PROBLEM REQUIREMENTS.
Could the lines from the one with "Read out every word on this page." through the end of the listing be restated exactly, with nothing else included?

[Collection entries]
═══

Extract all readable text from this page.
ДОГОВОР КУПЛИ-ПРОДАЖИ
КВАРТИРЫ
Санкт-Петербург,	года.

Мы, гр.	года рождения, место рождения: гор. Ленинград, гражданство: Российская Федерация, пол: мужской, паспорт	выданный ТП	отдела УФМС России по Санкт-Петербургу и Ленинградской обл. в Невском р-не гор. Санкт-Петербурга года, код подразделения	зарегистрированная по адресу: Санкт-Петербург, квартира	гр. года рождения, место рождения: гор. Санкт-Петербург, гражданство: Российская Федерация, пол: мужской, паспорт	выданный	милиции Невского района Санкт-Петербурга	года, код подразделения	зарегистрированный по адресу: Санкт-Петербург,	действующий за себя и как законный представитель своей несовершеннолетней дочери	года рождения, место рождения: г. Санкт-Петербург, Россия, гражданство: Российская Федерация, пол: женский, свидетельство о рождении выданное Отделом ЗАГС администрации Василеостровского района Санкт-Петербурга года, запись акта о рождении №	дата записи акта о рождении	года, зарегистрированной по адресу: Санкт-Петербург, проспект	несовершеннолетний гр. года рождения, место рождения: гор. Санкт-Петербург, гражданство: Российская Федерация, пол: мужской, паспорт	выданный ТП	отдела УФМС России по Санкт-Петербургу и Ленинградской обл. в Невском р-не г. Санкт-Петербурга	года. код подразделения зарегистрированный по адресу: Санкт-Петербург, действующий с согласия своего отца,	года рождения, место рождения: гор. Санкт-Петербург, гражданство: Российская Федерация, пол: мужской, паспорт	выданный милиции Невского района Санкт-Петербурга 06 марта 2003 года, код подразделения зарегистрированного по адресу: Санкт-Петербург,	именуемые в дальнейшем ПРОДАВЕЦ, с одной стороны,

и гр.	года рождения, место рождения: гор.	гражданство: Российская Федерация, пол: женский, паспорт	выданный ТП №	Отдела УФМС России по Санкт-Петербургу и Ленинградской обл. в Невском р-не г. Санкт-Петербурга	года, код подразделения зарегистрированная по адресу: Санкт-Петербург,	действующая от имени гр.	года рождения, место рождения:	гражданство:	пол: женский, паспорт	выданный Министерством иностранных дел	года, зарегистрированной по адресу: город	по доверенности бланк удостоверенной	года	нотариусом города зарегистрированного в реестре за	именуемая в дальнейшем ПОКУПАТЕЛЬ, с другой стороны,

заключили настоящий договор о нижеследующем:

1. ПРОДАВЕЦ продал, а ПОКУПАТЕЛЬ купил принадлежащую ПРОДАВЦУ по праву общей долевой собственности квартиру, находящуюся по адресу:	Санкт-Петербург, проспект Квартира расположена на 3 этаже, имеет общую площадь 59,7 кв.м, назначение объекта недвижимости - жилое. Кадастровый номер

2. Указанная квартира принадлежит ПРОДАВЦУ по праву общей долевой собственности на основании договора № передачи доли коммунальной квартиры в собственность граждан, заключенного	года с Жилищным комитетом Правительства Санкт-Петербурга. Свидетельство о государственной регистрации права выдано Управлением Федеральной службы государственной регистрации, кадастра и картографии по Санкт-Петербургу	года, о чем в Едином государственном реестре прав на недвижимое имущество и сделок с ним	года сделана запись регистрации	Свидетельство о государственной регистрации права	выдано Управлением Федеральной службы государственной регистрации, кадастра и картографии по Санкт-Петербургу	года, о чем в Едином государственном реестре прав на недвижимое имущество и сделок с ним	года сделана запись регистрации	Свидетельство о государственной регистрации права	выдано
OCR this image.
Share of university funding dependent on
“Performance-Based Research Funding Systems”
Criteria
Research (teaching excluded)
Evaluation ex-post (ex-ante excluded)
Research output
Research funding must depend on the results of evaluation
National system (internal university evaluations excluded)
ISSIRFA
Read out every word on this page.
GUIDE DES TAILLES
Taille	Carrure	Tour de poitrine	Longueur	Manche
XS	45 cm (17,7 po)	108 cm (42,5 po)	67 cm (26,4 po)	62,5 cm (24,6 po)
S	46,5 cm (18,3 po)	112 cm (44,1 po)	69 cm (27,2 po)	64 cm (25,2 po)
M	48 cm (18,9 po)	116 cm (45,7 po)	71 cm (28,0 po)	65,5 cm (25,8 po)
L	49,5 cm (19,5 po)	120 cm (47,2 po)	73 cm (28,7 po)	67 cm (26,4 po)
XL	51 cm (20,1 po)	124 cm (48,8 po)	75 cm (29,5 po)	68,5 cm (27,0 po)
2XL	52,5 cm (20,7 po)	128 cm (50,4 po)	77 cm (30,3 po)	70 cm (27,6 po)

═══

ANSWER BELOW.
Read out every word on this page.
GUIDE DES TAILLES
Taille	Carrure	Tour de poitrine	Longueur	Manche
XS	45 cm (17,7 po)	108 cm (42,5 po)	67 cm (26,4 po)	62,5 cm (24,6 po)
S	46,5 cm (18,3 po)	112 cm (44,1 po)	69 cm (27,2 po)	64 cm (25,2 po)
M	48 cm (18,9 po)	116 cm (45,7 po)	71 cm (28,0 po)	65,5 cm (25,8 po)
L	49,5 cm (19,5 po)	120 cm (47,2 po)	73 cm (28,7 po)	67 cm (26,4 po)
XL	51 cm (20,1 po)	124 cm (48,8 po)	75 cm (29,5 po)	68,5 cm (27,0 po)
2XL	52,5 cm (20,7 po)	128 cm (50,4 po)	77 cm (30,3 po)	70 cm (27,6 po)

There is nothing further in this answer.